§ **Supplied data**
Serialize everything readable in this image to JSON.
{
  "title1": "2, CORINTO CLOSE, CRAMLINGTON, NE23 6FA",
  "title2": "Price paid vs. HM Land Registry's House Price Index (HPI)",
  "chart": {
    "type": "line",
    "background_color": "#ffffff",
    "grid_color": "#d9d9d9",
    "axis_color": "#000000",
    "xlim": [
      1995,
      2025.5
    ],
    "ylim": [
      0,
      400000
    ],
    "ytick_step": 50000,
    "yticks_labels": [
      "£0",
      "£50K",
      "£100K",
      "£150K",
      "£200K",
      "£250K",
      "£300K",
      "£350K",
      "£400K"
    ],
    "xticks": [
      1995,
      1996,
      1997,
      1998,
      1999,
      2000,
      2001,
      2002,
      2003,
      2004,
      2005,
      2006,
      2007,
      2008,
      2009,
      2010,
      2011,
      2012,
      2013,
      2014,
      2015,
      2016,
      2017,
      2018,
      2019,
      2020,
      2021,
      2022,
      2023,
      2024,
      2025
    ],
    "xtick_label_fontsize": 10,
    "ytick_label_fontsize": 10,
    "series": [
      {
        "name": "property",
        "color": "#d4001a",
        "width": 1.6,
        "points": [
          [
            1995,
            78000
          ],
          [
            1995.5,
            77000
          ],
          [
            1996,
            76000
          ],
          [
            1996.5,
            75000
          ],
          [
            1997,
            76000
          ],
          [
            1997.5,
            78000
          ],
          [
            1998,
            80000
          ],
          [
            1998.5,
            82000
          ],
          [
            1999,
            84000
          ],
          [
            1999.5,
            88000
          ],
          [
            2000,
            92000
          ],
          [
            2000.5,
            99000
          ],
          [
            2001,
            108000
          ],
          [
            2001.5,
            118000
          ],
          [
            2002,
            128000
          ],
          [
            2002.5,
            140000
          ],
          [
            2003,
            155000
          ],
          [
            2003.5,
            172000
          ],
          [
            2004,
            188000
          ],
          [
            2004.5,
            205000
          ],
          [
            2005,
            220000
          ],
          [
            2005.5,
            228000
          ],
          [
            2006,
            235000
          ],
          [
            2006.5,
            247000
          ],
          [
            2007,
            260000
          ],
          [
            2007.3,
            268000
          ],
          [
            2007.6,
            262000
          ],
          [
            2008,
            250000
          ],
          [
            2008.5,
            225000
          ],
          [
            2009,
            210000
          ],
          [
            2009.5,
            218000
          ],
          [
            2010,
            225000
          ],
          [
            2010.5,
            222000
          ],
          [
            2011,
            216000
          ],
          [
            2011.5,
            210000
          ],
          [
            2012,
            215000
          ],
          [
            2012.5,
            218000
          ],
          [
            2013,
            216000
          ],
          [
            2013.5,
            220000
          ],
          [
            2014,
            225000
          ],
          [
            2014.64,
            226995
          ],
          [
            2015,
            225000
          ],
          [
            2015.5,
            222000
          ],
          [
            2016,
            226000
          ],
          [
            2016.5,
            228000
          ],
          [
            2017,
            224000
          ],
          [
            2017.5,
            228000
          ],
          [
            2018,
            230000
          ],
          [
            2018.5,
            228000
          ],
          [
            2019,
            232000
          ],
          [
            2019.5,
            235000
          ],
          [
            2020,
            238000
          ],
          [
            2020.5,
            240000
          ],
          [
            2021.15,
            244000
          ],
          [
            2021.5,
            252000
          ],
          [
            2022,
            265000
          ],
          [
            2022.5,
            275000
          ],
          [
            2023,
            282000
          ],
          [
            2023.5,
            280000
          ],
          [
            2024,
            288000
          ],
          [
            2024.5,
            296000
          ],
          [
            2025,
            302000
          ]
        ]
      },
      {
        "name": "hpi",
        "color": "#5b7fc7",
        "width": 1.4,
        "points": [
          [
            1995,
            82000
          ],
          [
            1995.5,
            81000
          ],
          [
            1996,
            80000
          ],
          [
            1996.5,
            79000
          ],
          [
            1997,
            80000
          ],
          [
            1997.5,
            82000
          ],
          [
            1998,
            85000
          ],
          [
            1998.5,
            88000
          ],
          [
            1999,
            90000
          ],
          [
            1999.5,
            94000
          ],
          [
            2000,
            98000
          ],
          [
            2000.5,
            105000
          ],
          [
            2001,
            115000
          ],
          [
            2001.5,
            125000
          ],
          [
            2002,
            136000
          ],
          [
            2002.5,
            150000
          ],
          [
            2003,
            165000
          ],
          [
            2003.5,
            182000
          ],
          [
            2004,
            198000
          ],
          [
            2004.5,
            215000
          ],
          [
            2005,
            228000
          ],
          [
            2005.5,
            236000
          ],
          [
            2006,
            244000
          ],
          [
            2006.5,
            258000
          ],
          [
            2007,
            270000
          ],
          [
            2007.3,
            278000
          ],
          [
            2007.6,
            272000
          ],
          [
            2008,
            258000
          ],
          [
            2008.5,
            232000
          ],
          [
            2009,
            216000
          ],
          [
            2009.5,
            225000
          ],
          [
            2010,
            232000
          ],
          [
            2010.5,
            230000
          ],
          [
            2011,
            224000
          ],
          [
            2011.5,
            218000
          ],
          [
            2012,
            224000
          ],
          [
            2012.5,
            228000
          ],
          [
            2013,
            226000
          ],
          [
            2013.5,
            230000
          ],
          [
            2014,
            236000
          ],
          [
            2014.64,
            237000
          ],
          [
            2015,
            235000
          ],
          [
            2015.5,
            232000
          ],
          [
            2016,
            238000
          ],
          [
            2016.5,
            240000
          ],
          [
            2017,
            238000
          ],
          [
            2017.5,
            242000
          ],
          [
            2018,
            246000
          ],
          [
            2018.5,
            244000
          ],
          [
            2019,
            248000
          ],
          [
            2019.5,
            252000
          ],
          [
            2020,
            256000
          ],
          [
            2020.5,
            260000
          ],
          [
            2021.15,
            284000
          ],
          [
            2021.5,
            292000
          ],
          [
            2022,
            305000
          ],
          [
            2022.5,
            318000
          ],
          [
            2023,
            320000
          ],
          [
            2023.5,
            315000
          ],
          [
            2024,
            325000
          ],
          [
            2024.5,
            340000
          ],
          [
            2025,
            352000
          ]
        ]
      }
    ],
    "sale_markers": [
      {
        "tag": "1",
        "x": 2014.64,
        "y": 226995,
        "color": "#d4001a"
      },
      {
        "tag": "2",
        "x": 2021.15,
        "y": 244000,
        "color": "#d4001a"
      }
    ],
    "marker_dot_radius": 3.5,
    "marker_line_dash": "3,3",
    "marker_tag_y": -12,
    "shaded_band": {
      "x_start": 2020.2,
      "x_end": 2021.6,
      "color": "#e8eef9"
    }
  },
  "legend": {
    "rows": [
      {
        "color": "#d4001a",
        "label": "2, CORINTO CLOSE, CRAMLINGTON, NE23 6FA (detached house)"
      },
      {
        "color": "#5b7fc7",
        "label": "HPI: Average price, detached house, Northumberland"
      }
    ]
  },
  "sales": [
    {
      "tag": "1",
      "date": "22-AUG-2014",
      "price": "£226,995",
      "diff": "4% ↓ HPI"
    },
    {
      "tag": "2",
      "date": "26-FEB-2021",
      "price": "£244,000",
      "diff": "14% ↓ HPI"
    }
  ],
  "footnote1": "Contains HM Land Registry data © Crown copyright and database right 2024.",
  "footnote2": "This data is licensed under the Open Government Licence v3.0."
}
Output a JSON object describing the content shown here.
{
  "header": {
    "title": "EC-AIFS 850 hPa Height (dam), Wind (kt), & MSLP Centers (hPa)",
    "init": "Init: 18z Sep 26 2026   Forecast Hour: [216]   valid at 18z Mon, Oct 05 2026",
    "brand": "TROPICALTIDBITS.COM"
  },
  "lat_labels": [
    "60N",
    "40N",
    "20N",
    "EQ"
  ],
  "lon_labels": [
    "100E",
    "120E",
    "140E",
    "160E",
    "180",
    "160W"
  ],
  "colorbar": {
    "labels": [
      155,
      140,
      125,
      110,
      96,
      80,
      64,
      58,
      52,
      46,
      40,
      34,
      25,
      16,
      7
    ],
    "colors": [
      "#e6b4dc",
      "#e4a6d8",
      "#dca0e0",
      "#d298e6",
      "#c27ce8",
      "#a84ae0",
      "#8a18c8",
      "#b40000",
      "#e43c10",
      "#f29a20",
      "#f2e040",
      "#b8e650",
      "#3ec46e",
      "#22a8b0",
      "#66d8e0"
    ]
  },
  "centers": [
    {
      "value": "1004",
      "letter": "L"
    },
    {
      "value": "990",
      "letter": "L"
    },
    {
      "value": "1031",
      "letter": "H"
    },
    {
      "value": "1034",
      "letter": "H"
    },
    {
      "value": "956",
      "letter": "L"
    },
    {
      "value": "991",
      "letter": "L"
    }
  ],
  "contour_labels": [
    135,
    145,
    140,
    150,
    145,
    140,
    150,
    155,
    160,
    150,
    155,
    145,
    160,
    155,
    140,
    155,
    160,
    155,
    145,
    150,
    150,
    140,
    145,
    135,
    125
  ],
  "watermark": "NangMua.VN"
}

§ **Your objective**
Reproduce only those lines of the entries above that run from the line with "Output a JSON" to the final line.

§ **Solution for this exercise**
Output a JSON object describing the content shown here.
{
  "header": {
    "title": "EC-AIFS 850 hPa Height (dam), Wind (kt), & MSLP Centers (hPa)",
    "init": "Init: 18z Sep 26 2026   Forecast Hour: [216]   valid at 18z Mon, Oct 05 2026",
    "brand": "TROPICALTIDBITS.COM"
  },
  "lat_labels": [
    "60N",
    "40N",
    "20N",
    "EQ"
  ],
  "lon_labels": [
    "100E",
    "120E",
    "140E",
    "160E",
    "180",
    "160W"
  ],
  "colorbar": {
    "labels": [
      155,
      140,
      125,
      110,
      96,
      80,
      64,
      58,
      52,
      46,
      40,
      34,
      25,
      16,
      7
    ],
    "colors": [
      "#e6b4dc",
      "#e4a6d8",
      "#dca0e0",
      "#d298e6",
      "#c27ce8",
      "#a84ae0",
      "#8a18c8",
      "#b40000",
      "#e43c10",
      "#f29a20",
      "#f2e040",
      "#b8e650",
      "#3ec46e",
      "#22a8b0",
      "#66d8e0"
    ]
  },
  "centers": [
    {
      "value": "1004",
      "letter": "L"
    },
    {
      "value": "990",
      "letter": "L"
    },
    {
      "value": "1031",
      "letter": "H"
    },
    {
      "value": "1034",
      "letter": "H"
    },
    {
      "value": "956",
      "letter": "L"
    },
    {
      "value": "991",
      "letter": "L"
    }
  ],
  "contour_labels": [
    135,
    145,
    140,
    150,
    145,
    140,
    150,
    155,
    160,
    150,
    155,
    145,
    160,
    155,
    140,
    155,
    160,
    155,
    145,
    150,
    150,
    140,
    145,
    135,
    125
  ],
  "watermark": "NangMua.VN"
}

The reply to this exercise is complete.